Aim of the task = The data below should be restated word for word, with every picture omitted.

Data items
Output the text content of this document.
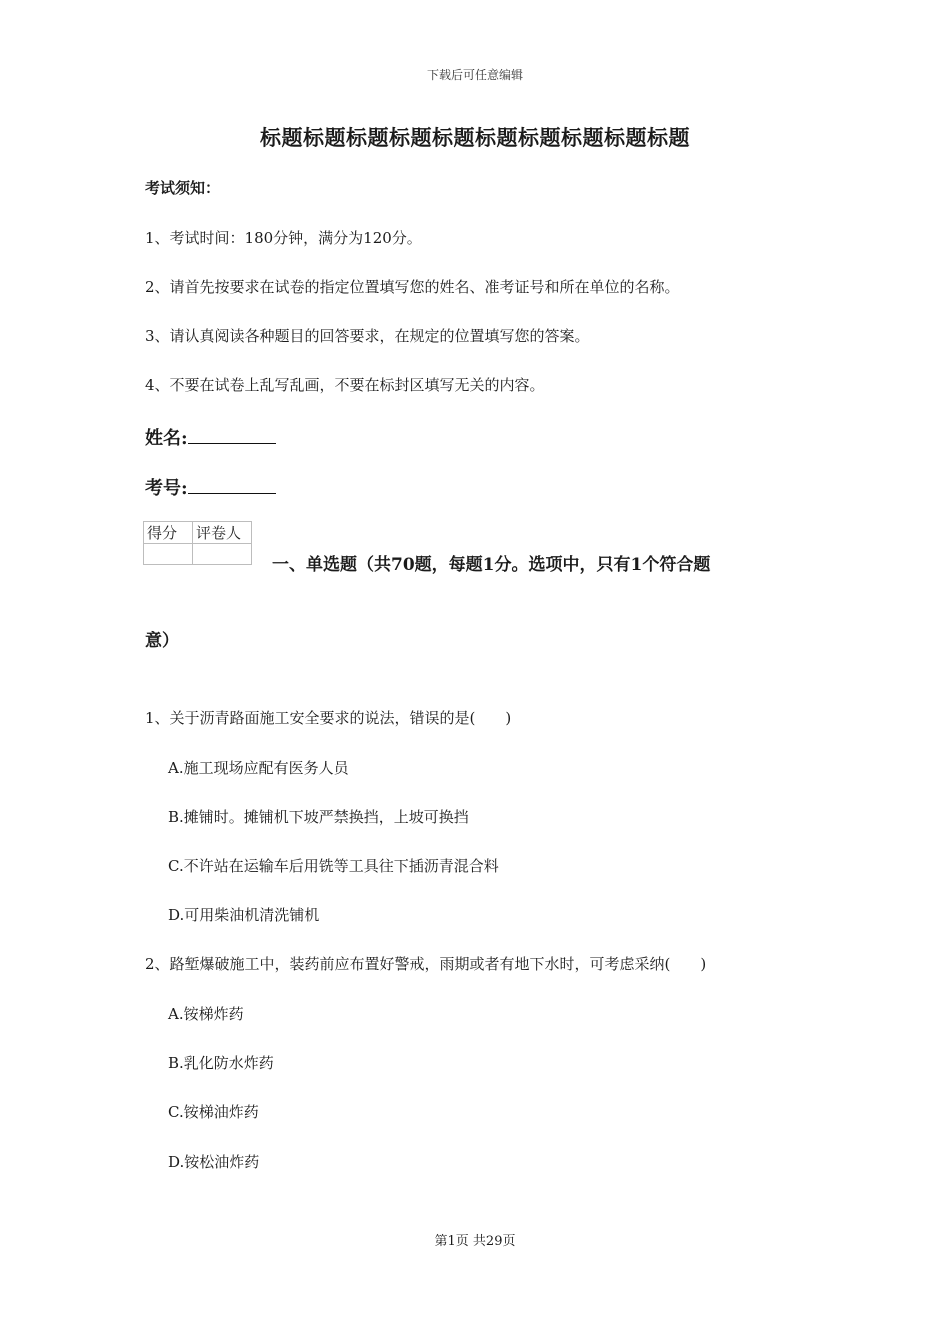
下载后可任意编辑
标题标题标题标题标题标题标题标题标题标题
考试须知：
1、考试时间：180分钟，满分为120分。
2、请首先按要求在试卷的指定位置填写您的姓名、准考证号和所在单位的名称。
3、请认真阅读各种题目的回答要求，在规定的位置填写您的答案。
4、不要在试卷上乱写乱画，不要在标封区填写无关的内容。
姓名:
考号:
得分	评卷人

一、单选题（共70题，每题1分。选项中，只有1个符合题
意）
1、关于沥青路面施工安全要求的说法，错误的是(　　)
A.施工现场应配有医务人员
B.摊铺时。摊铺机下坡严禁换挡，上坡可换挡
C.不许站在运输车后用铣等工具往下插沥青混合料
D.可用柴油机清洗铺机
2、路堑爆破施工中，装药前应布置好警戒，雨期或者有地下水时，可考虑采纳(　　)
A.铵梯炸药
B.乳化防水炸药
C.铵梯油炸药
D.铵松油炸药
第1页 共29页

Task response =
Output the text content of this document.
下载后可任意编辑
标题标题标题标题标题标题标题标题标题标题
考试须知：
1、考试时间：180分钟，满分为120分。
2、请首先按要求在试卷的指定位置填写您的姓名、准考证号和所在单位的名称。
3、请认真阅读各种题目的回答要求，在规定的位置填写您的答案。
4、不要在试卷上乱写乱画，不要在标封区填写无关的内容。
姓名:
考号:
得分	评卷人

一、单选题（共70题，每题1分。选项中，只有1个符合题
意）
1、关于沥青路面施工安全要求的说法，错误的是(　　)
A.施工现场应配有医务人员
B.摊铺时。摊铺机下坡严禁换挡，上坡可换挡
C.不许站在运输车后用铣等工具往下插沥青混合料
D.可用柴油机清洗铺机
2、路堑爆破施工中，装药前应布置好警戒，雨期或者有地下水时，可考虑采纳(　　)
A.铵梯炸药
B.乳化防水炸药
C.铵梯油炸药
D.铵松油炸药
第1页 共29页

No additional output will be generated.